- [Work to be completed]:
Rewrite these lines with "screenshot" changed to "image" wherever it occurs, keeping everything else the same. Omit the pictures from your answer.
## begin Recorded data
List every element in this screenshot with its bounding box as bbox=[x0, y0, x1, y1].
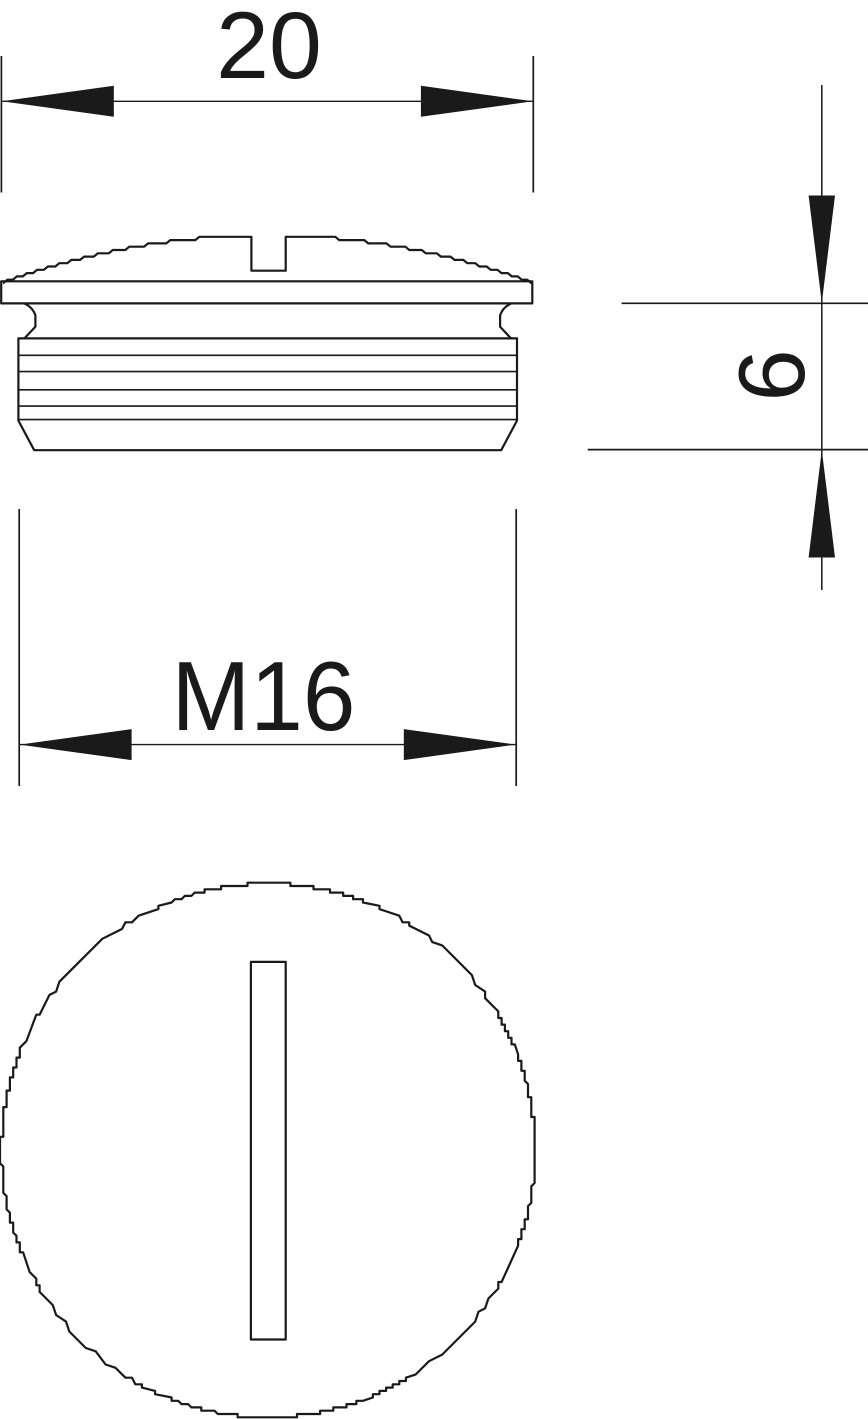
svg-text:20: 20 bbox=[216, 0, 322, 99]
svg-text:M16: M16 bbox=[172, 641, 356, 751]
svg-text:6: 6 bbox=[719, 349, 824, 401]
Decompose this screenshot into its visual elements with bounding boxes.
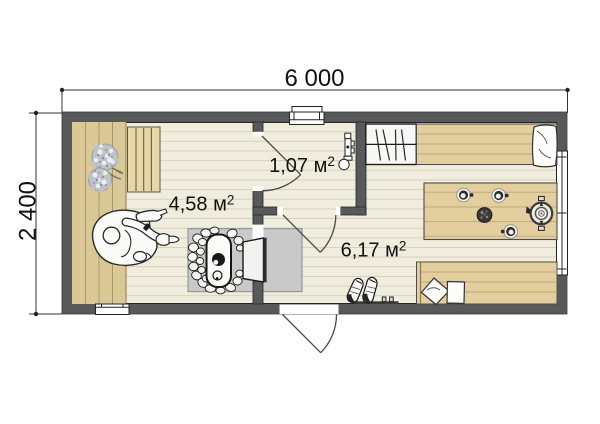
svg-text:2 400: 2 400 [15, 181, 42, 241]
svg-text:6 000: 6 000 [284, 65, 344, 92]
svg-text:4,58 м2: 4,58 м2 [169, 193, 235, 216]
svg-text:1,07 м2: 1,07 м2 [269, 154, 335, 177]
svg-text:6,17 м2: 6,17 м2 [341, 239, 407, 262]
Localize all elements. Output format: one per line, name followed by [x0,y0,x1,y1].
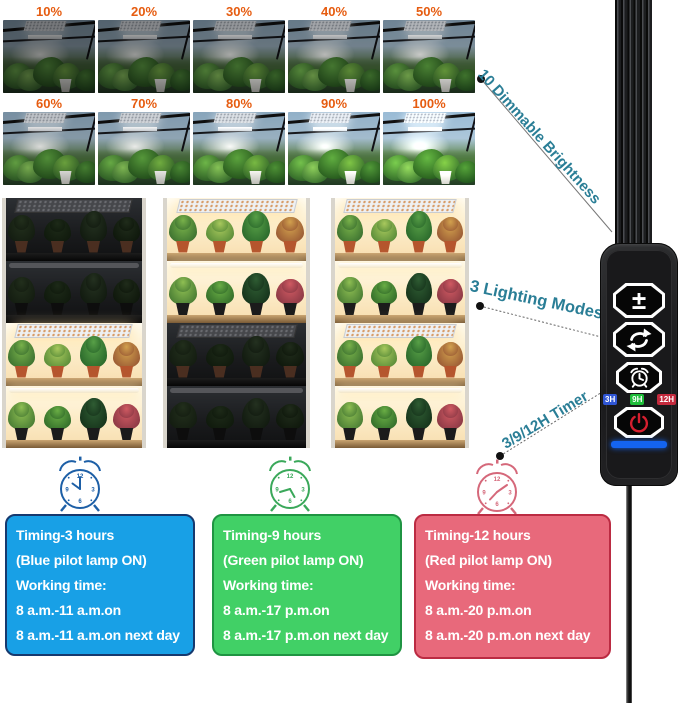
## end Recorded data
- [Complete response]:
List every element in this image with its bounding box as bbox=[x0, y0, x1, y1].
svg-text:20: 20 bbox=[216, 0, 322, 99]
svg-text:M16: M16 bbox=[172, 641, 356, 751]
svg-text:6: 6 bbox=[719, 349, 824, 401]
Decompose this image into its visual elements with bounding boxes.
svg-text:2 400: 2 400 [15, 181, 42, 241]
svg-text:6 000: 6 000 [284, 65, 344, 92]
svg-text:4,58 м2: 4,58 м2 [169, 193, 235, 216]
svg-text:1,07 м2: 1,07 м2 [269, 154, 335, 177]
svg-text:6,17 м2: 6,17 м2 [341, 239, 407, 262]
Localize all elements. Output format: one per line, name followed by [x0,y0,x1,y1].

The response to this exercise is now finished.